Dataset items:

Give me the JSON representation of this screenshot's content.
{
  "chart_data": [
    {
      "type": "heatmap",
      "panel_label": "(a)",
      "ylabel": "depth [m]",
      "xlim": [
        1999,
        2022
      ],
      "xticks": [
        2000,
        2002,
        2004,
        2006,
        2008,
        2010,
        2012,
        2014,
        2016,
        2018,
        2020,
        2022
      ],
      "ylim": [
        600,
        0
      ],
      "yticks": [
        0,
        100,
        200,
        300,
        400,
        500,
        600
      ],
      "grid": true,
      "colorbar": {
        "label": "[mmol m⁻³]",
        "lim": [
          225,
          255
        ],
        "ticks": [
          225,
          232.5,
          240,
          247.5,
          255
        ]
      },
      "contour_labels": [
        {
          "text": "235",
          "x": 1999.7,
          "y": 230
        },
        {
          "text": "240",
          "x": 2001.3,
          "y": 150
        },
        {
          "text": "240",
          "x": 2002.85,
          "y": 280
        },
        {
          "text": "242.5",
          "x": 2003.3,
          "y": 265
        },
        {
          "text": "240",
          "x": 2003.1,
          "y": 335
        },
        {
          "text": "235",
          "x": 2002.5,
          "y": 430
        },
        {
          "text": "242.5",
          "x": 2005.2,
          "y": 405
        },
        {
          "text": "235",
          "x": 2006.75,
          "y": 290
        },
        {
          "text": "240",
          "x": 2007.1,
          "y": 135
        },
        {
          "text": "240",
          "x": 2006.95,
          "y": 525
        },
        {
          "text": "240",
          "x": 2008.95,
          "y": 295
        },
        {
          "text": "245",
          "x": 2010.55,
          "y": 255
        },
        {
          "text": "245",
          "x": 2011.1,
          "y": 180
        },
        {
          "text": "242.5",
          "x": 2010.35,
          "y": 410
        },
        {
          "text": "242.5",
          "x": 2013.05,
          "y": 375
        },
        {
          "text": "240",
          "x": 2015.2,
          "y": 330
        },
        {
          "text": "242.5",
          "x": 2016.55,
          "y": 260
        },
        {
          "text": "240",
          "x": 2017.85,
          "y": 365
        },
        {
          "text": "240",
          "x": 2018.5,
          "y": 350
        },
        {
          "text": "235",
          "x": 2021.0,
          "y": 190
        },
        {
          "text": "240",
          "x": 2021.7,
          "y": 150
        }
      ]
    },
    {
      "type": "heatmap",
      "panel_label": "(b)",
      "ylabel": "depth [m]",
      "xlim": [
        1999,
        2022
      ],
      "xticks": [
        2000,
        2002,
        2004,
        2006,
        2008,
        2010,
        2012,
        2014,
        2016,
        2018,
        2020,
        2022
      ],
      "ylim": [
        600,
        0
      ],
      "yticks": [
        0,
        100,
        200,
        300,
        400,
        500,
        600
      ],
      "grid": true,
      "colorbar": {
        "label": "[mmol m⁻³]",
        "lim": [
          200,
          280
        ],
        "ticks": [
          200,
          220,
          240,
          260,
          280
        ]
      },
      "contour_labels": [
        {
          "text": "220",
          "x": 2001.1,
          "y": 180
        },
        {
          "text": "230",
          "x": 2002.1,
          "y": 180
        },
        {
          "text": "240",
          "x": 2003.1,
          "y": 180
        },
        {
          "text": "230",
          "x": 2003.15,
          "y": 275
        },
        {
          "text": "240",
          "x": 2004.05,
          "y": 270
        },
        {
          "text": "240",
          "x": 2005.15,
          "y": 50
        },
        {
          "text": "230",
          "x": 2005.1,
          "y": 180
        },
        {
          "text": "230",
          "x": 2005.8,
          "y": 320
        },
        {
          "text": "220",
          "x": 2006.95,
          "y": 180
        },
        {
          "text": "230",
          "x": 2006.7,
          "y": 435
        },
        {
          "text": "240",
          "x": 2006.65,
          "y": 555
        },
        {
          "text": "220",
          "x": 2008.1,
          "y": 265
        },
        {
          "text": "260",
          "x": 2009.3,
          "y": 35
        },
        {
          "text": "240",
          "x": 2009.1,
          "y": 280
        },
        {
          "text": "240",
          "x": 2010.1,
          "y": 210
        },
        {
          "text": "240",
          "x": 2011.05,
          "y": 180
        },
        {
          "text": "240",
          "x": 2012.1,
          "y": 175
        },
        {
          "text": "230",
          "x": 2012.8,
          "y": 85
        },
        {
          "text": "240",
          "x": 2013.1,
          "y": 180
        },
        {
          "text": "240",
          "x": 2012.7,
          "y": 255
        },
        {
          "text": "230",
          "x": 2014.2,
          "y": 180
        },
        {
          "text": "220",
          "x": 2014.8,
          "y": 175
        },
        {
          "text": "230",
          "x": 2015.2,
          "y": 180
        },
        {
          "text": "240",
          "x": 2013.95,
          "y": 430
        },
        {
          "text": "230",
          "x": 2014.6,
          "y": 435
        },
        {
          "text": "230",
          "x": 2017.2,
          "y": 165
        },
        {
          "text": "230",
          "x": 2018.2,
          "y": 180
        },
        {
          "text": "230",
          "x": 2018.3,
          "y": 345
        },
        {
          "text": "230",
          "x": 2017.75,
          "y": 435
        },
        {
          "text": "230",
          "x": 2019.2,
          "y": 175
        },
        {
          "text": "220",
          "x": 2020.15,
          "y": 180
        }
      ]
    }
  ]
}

» TASK TO CARRY OUT:
Give the listing above again, word for word.

» REPLY:
Give me the JSON representation of this screenshot's content.
{
  "chart_data": [
    {
      "type": "heatmap",
      "panel_label": "(a)",
      "ylabel": "depth [m]",
      "xlim": [
        1999,
        2022
      ],
      "xticks": [
        2000,
        2002,
        2004,
        2006,
        2008,
        2010,
        2012,
        2014,
        2016,
        2018,
        2020,
        2022
      ],
      "ylim": [
        600,
        0
      ],
      "yticks": [
        0,
        100,
        200,
        300,
        400,
        500,
        600
      ],
      "grid": true,
      "colorbar": {
        "label": "[mmol m⁻³]",
        "lim": [
          225,
          255
        ],
        "ticks": [
          225,
          232.5,
          240,
          247.5,
          255
        ]
      },
      "contour_labels": [
        {
          "text": "235",
          "x": 1999.7,
          "y": 230
        },
        {
          "text": "240",
          "x": 2001.3,
          "y": 150
        },
        {
          "text": "240",
          "x": 2002.85,
          "y": 280
        },
        {
          "text": "242.5",
          "x": 2003.3,
          "y": 265
        },
        {
          "text": "240",
          "x": 2003.1,
          "y": 335
        },
        {
          "text": "235",
          "x": 2002.5,
          "y": 430
        },
        {
          "text": "242.5",
          "x": 2005.2,
          "y": 405
        },
        {
          "text": "235",
          "x": 2006.75,
          "y": 290
        },
        {
          "text": "240",
          "x": 2007.1,
          "y": 135
        },
        {
          "text": "240",
          "x": 2006.95,
          "y": 525
        },
        {
          "text": "240",
          "x": 2008.95,
          "y": 295
        },
        {
          "text": "245",
          "x": 2010.55,
          "y": 255
        },
        {
          "text": "245",
          "x": 2011.1,
          "y": 180
        },
        {
          "text": "242.5",
          "x": 2010.35,
          "y": 410
        },
        {
          "text": "242.5",
          "x": 2013.05,
          "y": 375
        },
        {
          "text": "240",
          "x": 2015.2,
          "y": 330
        },
        {
          "text": "242.5",
          "x": 2016.55,
          "y": 260
        },
        {
          "text": "240",
          "x": 2017.85,
          "y": 365
        },
        {
          "text": "240",
          "x": 2018.5,
          "y": 350
        },
        {
          "text": "235",
          "x": 2021.0,
          "y": 190
        },
        {
          "text": "240",
          "x": 2021.7,
          "y": 150
        }
      ]
    },
    {
      "type": "heatmap",
      "panel_label": "(b)",
      "ylabel": "depth [m]",
      "xlim": [
        1999,
        2022
      ],
      "xticks": [
        2000,
        2002,
        2004,
        2006,
        2008,
        2010,
        2012,
        2014,
        2016,
        2018,
        2020,
        2022
      ],
      "ylim": [
        600,
        0
      ],
      "yticks": [
        0,
        100,
        200,
        300,
        400,
        500,
        600
      ],
      "grid": true,
      "colorbar": {
        "label": "[mmol m⁻³]",
        "lim": [
          200,
          280
        ],
        "ticks": [
          200,
          220,
          240,
          260,
          280
        ]
      },
      "contour_labels": [
        {
          "text": "220",
          "x": 2001.1,
          "y": 180
        },
        {
          "text": "230",
          "x": 2002.1,
          "y": 180
        },
        {
          "text": "240",
          "x": 2003.1,
          "y": 180
        },
        {
          "text": "230",
          "x": 2003.15,
          "y": 275
        },
        {
          "text": "240",
          "x": 2004.05,
          "y": 270
        },
        {
          "text": "240",
          "x": 2005.15,
          "y": 50
        },
        {
          "text": "230",
          "x": 2005.1,
          "y": 180
        },
        {
          "text": "230",
          "x": 2005.8,
          "y": 320
        },
        {
          "text": "220",
          "x": 2006.95,
          "y": 180
        },
        {
          "text": "230",
          "x": 2006.7,
          "y": 435
        },
        {
          "text": "240",
          "x": 2006.65,
          "y": 555
        },
        {
          "text": "220",
          "x": 2008.1,
          "y": 265
        },
        {
          "text": "260",
          "x": 2009.3,
          "y": 35
        },
        {
          "text": "240",
          "x": 2009.1,
          "y": 280
        },
        {
          "text": "240",
          "x": 2010.1,
          "y": 210
        },
        {
          "text": "240",
          "x": 2011.05,
          "y": 180
        },
        {
          "text": "240",
          "x": 2012.1,
          "y": 175
        },
        {
          "text": "230",
          "x": 2012.8,
          "y": 85
        },
        {
          "text": "240",
          "x": 2013.1,
          "y": 180
        },
        {
          "text": "240",
          "x": 2012.7,
          "y": 255
        },
        {
          "text": "230",
          "x": 2014.2,
          "y": 180
        },
        {
          "text": "220",
          "x": 2014.8,
          "y": 175
        },
        {
          "text": "230",
          "x": 2015.2,
          "y": 180
        },
        {
          "text": "240",
          "x": 2013.95,
          "y": 430
        },
        {
          "text": "230",
          "x": 2014.6,
          "y": 435
        },
        {
          "text": "230",
          "x": 2017.2,
          "y": 165
        },
        {
          "text": "230",
          "x": 2018.2,
          "y": 180
        },
        {
          "text": "230",
          "x": 2018.3,
          "y": 345
        },
        {
          "text": "230",
          "x": 2017.75,
          "y": 435
        },
        {
          "text": "230",
          "x": 2019.2,
          "y": 175
        },
        {
          "text": "220",
          "x": 2020.15,
          "y": 180
        }
      ]
    }
  ]
}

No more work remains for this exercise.